**Job:**
From the listing below, pull out the lines that hold "такие".

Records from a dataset
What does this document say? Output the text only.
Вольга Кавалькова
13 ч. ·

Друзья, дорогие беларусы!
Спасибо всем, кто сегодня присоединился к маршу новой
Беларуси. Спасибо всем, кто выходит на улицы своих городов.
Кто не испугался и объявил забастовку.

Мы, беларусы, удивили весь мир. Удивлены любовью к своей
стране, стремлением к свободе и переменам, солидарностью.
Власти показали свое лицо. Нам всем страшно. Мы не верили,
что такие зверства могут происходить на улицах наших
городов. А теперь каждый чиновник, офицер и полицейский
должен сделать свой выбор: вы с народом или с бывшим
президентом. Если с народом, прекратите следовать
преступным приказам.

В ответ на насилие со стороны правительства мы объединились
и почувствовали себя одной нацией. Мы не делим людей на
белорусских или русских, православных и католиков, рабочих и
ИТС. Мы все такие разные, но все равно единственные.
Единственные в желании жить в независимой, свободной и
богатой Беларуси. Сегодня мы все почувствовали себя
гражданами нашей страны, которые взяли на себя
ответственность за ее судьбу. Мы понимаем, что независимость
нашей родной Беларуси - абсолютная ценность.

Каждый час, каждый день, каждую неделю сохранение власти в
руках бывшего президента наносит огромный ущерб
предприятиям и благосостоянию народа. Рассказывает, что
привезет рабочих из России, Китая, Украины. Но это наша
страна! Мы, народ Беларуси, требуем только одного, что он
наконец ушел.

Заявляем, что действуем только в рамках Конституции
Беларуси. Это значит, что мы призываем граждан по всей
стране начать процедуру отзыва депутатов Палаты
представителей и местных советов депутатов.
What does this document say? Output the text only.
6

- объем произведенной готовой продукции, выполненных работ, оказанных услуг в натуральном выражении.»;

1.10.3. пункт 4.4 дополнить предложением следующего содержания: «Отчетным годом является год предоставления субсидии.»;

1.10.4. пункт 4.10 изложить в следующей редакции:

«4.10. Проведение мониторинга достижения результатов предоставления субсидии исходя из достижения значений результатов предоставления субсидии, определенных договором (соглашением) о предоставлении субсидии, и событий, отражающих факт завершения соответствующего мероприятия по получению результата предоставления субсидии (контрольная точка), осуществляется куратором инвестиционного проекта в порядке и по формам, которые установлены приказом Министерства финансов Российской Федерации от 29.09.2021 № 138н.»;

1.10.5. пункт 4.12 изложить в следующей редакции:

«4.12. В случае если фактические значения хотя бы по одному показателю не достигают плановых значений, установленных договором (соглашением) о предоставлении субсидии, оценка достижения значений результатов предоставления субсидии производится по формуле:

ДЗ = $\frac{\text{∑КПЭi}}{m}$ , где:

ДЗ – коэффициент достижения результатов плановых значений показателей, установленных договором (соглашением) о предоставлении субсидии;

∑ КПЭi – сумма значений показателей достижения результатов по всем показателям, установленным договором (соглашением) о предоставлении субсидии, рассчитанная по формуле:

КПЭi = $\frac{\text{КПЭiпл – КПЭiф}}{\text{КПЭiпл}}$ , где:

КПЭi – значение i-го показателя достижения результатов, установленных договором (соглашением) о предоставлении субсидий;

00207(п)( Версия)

**Written solution:**
что такие зверства могут происходить на улицах наших
ИТС. Мы все такие разные, но все равно единственные.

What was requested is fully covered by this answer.